**Exercise aim**
Examine each line of the data. Copy those that contain the string "platrierexpress".

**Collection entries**
+---+
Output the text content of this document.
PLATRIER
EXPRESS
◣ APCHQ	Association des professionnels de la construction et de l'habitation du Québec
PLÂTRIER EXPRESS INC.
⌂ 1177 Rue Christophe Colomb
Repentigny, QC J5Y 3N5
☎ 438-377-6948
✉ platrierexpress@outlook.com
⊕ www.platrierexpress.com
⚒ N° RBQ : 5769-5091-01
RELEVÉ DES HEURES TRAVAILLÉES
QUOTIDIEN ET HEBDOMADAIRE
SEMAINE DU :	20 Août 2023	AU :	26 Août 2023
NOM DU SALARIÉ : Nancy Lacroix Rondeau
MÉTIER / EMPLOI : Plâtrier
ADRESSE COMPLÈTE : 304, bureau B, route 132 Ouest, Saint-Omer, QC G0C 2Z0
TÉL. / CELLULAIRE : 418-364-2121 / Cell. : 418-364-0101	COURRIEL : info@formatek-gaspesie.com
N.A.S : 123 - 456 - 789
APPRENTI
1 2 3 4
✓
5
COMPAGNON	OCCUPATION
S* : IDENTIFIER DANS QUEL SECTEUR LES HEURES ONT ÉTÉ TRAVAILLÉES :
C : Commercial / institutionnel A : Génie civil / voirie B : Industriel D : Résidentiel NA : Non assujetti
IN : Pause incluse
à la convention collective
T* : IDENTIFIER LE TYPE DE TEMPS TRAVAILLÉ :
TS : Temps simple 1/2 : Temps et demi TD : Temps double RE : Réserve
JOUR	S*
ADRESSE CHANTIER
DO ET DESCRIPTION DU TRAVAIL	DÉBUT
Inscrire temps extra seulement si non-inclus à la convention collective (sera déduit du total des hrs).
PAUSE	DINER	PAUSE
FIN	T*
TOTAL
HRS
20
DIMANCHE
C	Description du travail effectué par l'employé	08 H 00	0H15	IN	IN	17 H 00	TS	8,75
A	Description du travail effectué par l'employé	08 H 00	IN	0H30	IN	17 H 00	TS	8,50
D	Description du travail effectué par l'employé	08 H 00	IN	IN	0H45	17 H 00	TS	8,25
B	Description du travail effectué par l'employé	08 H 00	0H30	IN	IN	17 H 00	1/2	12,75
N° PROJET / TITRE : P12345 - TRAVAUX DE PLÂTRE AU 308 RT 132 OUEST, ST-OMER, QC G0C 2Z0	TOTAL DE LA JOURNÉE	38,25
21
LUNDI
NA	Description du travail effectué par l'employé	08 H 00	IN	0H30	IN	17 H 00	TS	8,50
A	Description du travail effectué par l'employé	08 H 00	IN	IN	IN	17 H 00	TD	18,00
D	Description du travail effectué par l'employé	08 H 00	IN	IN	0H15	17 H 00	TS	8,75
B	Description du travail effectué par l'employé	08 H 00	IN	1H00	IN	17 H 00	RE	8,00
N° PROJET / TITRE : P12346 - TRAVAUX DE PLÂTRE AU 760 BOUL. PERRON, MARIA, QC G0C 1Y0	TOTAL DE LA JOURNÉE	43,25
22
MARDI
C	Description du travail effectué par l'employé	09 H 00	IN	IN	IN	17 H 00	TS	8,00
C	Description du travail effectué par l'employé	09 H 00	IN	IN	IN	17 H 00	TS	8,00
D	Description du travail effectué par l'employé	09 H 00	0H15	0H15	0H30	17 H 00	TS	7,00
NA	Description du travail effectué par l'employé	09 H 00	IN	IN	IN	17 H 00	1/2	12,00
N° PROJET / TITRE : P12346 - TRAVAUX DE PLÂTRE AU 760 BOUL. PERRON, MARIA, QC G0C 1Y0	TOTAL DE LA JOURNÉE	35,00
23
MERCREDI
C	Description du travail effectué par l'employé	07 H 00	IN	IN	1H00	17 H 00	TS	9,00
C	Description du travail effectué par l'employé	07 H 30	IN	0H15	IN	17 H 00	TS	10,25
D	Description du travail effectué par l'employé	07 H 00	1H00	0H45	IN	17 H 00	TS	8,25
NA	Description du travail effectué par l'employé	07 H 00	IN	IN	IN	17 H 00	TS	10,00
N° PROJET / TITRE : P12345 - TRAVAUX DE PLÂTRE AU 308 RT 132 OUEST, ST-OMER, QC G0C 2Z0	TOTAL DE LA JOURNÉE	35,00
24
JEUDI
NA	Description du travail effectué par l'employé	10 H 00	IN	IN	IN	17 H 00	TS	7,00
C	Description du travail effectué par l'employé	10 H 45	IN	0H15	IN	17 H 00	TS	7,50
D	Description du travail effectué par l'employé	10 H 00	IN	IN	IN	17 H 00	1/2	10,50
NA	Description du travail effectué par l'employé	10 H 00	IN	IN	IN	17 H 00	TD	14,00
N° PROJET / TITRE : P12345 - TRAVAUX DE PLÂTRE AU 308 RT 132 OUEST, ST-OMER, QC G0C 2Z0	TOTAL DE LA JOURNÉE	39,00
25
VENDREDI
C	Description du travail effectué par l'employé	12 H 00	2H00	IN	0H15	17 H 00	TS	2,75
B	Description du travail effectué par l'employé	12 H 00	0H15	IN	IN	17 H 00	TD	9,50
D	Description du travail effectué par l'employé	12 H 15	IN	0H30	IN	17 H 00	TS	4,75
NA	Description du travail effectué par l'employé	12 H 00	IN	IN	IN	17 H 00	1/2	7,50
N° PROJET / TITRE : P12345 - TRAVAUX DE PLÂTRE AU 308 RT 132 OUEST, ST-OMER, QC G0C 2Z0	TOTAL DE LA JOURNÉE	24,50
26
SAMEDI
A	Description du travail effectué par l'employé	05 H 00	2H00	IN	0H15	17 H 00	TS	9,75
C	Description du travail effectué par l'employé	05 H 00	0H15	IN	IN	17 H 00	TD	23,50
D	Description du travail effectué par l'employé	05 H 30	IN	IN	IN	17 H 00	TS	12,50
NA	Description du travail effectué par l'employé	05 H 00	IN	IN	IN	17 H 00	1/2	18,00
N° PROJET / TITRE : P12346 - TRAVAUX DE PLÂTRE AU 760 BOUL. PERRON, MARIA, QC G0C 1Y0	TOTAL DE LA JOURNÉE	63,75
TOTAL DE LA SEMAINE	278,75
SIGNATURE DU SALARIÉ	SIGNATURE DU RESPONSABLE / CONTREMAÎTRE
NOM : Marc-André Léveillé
+---+
**Task output**
✉ platrierexpress@outlook.com
⊕ www.platrierexpress.com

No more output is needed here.